**DATA SHOWN**
━━━━━━━━━━━━━━━━━━━━━━━━━━━━━━

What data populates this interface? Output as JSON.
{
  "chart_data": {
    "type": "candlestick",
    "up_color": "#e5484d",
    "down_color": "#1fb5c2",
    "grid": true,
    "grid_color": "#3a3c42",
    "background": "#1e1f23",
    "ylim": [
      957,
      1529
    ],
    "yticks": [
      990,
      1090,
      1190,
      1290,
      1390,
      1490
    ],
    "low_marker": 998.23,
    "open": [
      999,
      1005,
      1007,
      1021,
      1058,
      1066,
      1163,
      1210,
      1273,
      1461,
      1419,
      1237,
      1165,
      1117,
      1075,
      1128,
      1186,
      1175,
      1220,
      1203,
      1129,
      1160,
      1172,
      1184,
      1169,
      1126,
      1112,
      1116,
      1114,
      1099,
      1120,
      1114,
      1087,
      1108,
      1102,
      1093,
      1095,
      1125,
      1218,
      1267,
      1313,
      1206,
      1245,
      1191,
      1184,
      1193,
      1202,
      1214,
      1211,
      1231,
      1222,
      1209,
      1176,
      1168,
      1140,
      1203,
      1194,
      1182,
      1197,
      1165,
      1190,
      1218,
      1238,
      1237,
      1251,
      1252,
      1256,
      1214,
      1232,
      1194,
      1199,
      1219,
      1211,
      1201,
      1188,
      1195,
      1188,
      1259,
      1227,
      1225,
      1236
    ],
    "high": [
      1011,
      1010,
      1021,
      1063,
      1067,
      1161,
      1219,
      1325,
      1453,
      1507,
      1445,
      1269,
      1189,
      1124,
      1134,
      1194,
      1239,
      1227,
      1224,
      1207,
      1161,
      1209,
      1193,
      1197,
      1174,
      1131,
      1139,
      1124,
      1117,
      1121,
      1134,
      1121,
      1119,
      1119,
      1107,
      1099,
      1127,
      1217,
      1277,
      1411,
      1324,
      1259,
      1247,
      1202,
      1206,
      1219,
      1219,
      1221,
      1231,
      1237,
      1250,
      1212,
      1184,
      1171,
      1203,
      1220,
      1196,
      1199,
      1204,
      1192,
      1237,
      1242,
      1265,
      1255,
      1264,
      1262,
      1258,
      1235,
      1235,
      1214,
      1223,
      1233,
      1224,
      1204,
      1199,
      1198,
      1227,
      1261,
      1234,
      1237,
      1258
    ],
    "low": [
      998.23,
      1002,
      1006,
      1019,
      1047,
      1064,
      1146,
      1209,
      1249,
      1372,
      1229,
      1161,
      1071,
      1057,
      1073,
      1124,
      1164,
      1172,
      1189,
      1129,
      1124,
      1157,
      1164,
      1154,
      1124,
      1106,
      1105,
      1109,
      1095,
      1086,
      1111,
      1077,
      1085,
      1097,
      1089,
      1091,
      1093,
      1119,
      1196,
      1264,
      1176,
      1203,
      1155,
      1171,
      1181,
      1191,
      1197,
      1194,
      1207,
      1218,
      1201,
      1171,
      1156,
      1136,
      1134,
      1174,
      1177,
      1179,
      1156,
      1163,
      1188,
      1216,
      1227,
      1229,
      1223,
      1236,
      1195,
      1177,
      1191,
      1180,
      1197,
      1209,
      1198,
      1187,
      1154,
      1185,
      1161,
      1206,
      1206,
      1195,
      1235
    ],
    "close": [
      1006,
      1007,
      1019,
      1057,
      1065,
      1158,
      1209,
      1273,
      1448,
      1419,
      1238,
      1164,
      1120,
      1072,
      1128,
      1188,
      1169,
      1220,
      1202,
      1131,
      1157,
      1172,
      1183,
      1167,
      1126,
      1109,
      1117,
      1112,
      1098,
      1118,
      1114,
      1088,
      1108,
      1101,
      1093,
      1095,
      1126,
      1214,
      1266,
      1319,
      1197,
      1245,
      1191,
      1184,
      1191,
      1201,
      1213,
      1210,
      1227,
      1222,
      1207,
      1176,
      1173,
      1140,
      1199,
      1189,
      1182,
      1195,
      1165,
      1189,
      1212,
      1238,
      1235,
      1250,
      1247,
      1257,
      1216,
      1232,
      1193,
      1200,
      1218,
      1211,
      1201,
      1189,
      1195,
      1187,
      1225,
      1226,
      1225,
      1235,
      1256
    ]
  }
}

━━━━━━━━━━━━━━━━━━━━━━━━━━━━━━

**SET TASK**
Write the material out again in its entirety, exactly as shown.

**ANSWER TO THE TASK**
What data populates this interface? Output as JSON.
{
  "chart_data": {
    "type": "candlestick",
    "up_color": "#e5484d",
    "down_color": "#1fb5c2",
    "grid": true,
    "grid_color": "#3a3c42",
    "background": "#1e1f23",
    "ylim": [
      957,
      1529
    ],
    "yticks": [
      990,
      1090,
      1190,
      1290,
      1390,
      1490
    ],
    "low_marker": 998.23,
    "open": [
      999,
      1005,
      1007,
      1021,
      1058,
      1066,
      1163,
      1210,
      1273,
      1461,
      1419,
      1237,
      1165,
      1117,
      1075,
      1128,
      1186,
      1175,
      1220,
      1203,
      1129,
      1160,
      1172,
      1184,
      1169,
      1126,
      1112,
      1116,
      1114,
      1099,
      1120,
      1114,
      1087,
      1108,
      1102,
      1093,
      1095,
      1125,
      1218,
      1267,
      1313,
      1206,
      1245,
      1191,
      1184,
      1193,
      1202,
      1214,
      1211,
      1231,
      1222,
      1209,
      1176,
      1168,
      1140,
      1203,
      1194,
      1182,
      1197,
      1165,
      1190,
      1218,
      1238,
      1237,
      1251,
      1252,
      1256,
      1214,
      1232,
      1194,
      1199,
      1219,
      1211,
      1201,
      1188,
      1195,
      1188,
      1259,
      1227,
      1225,
      1236
    ],
    "high": [
      1011,
      1010,
      1021,
      1063,
      1067,
      1161,
      1219,
      1325,
      1453,
      1507,
      1445,
      1269,
      1189,
      1124,
      1134,
      1194,
      1239,
      1227,
      1224,
      1207,
      1161,
      1209,
      1193,
      1197,
      1174,
      1131,
      1139,
      1124,
      1117,
      1121,
      1134,
      1121,
      1119,
      1119,
      1107,
      1099,
      1127,
      1217,
      1277,
      1411,
      1324,
      1259,
      1247,
      1202,
      1206,
      1219,
      1219,
      1221,
      1231,
      1237,
      1250,
      1212,
      1184,
      1171,
      1203,
      1220,
      1196,
      1199,
      1204,
      1192,
      1237,
      1242,
      1265,
      1255,
      1264,
      1262,
      1258,
      1235,
      1235,
      1214,
      1223,
      1233,
      1224,
      1204,
      1199,
      1198,
      1227,
      1261,
      1234,
      1237,
      1258
    ],
    "low": [
      998.23,
      1002,
      1006,
      1019,
      1047,
      1064,
      1146,
      1209,
      1249,
      1372,
      1229,
      1161,
      1071,
      1057,
      1073,
      1124,
      1164,
      1172,
      1189,
      1129,
      1124,
      1157,
      1164,
      1154,
      1124,
      1106,
      1105,
      1109,
      1095,
      1086,
      1111,
      1077,
      1085,
      1097,
      1089,
      1091,
      1093,
      1119,
      1196,
      1264,
      1176,
      1203,
      1155,
      1171,
      1181,
      1191,
      1197,
      1194,
      1207,
      1218,
      1201,
      1171,
      1156,
      1136,
      1134,
      1174,
      1177,
      1179,
      1156,
      1163,
      1188,
      1216,
      1227,
      1229,
      1223,
      1236,
      1195,
      1177,
      1191,
      1180,
      1197,
      1209,
      1198,
      1187,
      1154,
      1185,
      1161,
      1206,
      1206,
      1195,
      1235
    ],
    "close": [
      1006,
      1007,
      1019,
      1057,
      1065,
      1158,
      1209,
      1273,
      1448,
      1419,
      1238,
      1164,
      1120,
      1072,
      1128,
      1188,
      1169,
      1220,
      1202,
      1131,
      1157,
      1172,
      1183,
      1167,
      1126,
      1109,
      1117,
      1112,
      1098,
      1118,
      1114,
      1088,
      1108,
      1101,
      1093,
      1095,
      1126,
      1214,
      1266,
      1319,
      1197,
      1245,
      1191,
      1184,
      1191,
      1201,
      1213,
      1210,
      1227,
      1222,
      1207,
      1176,
      1173,
      1140,
      1199,
      1189,
      1182,
      1195,
      1165,
      1189,
      1212,
      1238,
      1235,
      1250,
      1247,
      1257,
      1216,
      1232,
      1193,
      1200,
      1218,
      1211,
      1201,
      1189,
      1195,
      1187,
      1225,
      1226,
      1225,
      1235,
      1256
    ]
  }
}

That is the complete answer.